--- Record excerpts ---
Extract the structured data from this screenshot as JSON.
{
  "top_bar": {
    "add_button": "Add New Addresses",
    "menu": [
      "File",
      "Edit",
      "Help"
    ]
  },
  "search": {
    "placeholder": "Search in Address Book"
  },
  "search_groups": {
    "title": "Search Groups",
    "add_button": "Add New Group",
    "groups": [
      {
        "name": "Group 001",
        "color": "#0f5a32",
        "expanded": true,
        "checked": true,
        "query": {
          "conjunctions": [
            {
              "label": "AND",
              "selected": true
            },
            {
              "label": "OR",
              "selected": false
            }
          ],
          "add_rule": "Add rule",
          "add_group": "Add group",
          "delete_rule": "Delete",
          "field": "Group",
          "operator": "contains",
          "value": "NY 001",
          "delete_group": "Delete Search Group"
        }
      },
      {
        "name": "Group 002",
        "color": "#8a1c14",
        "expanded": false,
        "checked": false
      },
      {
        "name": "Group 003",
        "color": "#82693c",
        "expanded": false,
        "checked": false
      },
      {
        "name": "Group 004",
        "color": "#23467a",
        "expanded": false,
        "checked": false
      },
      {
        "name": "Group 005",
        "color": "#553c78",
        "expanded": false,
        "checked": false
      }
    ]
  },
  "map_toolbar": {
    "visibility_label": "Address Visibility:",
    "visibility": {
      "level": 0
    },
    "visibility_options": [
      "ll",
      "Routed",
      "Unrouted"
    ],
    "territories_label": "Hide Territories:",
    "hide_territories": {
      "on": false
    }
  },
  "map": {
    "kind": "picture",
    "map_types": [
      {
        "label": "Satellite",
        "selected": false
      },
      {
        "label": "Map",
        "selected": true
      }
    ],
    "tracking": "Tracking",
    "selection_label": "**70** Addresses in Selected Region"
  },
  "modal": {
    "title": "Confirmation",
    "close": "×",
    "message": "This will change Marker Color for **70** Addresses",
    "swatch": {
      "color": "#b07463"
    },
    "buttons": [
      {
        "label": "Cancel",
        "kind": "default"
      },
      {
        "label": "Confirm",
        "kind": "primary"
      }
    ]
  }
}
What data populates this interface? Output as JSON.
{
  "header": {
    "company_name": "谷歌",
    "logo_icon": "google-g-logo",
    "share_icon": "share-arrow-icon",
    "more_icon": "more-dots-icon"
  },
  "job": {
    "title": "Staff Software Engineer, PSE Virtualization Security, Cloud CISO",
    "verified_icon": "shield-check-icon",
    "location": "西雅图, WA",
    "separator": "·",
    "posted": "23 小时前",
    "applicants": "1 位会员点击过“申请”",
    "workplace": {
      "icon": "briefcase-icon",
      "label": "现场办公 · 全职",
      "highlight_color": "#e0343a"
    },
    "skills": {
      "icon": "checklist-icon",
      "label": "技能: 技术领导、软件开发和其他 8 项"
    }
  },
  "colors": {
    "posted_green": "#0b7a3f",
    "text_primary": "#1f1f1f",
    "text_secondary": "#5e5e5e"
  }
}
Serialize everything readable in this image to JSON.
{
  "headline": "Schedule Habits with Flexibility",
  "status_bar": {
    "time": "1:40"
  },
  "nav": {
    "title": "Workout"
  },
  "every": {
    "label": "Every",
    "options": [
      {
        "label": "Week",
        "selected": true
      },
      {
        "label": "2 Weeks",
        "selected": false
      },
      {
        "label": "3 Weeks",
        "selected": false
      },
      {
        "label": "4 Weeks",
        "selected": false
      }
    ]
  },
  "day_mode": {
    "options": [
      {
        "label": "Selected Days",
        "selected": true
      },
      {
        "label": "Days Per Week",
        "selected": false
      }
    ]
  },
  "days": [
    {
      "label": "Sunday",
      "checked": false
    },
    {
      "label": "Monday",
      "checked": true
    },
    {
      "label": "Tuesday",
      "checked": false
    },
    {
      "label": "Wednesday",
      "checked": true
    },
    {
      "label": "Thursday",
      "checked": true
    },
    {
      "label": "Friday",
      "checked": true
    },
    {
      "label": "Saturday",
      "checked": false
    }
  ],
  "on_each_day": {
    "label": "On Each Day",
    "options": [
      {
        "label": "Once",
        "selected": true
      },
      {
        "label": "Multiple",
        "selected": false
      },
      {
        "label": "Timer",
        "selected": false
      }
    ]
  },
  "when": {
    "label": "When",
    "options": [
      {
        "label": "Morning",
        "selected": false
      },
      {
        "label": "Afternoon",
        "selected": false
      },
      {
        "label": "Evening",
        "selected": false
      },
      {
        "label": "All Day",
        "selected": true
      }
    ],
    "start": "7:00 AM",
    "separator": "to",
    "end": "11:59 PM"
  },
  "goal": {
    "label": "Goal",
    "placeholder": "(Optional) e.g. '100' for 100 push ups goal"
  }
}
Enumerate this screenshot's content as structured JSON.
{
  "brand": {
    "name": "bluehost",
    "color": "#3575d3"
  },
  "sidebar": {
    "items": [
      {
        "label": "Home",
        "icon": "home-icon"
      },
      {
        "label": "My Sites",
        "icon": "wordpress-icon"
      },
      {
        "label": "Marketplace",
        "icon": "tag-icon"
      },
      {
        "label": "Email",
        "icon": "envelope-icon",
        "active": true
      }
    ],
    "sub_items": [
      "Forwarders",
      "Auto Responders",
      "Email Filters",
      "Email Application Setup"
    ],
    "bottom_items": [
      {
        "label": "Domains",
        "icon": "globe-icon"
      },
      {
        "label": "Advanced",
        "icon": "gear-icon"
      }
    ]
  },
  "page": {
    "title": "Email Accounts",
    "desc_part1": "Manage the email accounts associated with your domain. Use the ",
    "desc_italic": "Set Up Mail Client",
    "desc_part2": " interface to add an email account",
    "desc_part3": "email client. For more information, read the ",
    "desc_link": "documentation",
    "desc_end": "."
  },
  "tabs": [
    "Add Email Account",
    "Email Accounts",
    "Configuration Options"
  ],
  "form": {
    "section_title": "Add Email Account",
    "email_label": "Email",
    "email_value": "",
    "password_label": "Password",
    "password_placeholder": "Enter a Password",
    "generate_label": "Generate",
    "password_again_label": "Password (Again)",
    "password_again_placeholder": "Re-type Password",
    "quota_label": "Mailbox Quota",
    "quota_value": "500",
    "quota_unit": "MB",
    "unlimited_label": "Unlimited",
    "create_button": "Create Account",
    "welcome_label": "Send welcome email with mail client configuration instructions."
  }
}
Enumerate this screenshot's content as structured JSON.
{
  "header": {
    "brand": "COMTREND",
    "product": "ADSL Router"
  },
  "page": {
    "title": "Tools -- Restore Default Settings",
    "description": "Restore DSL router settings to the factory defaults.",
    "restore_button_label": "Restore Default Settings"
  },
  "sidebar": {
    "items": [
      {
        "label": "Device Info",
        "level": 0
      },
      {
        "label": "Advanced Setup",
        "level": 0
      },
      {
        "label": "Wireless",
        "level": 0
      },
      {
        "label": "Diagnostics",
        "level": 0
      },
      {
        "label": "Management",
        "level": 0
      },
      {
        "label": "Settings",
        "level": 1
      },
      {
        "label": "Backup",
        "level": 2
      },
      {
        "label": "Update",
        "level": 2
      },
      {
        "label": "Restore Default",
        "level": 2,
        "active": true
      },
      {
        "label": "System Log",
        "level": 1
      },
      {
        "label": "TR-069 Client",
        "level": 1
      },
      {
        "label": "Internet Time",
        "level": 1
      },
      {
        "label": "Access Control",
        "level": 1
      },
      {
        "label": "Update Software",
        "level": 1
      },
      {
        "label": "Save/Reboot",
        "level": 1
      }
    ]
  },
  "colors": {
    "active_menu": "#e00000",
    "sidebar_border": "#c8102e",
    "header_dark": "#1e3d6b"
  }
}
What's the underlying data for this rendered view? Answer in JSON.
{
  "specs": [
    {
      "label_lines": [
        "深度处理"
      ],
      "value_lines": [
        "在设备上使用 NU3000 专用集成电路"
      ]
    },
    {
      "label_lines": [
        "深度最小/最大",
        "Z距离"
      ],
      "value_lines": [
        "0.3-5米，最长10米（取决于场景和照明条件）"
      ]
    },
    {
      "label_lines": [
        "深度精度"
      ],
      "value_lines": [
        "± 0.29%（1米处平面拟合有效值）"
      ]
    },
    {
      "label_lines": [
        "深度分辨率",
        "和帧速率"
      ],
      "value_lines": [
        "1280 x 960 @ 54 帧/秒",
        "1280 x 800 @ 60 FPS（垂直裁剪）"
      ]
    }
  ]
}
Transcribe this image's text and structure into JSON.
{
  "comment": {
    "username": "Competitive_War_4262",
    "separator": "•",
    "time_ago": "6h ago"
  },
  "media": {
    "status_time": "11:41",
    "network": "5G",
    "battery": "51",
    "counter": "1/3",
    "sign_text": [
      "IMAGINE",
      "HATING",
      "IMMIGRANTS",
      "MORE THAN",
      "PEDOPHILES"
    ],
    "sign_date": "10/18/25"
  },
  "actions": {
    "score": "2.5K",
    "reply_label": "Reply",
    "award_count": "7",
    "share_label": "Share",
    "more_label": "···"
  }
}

--- Request ---
Your task is to collect every line above that contains the word "Software".

--- Output of the task ---
    "title": "Staff Software Engineer, PSE Virtualization Security, Cloud CISO",
        "label": "Update Software",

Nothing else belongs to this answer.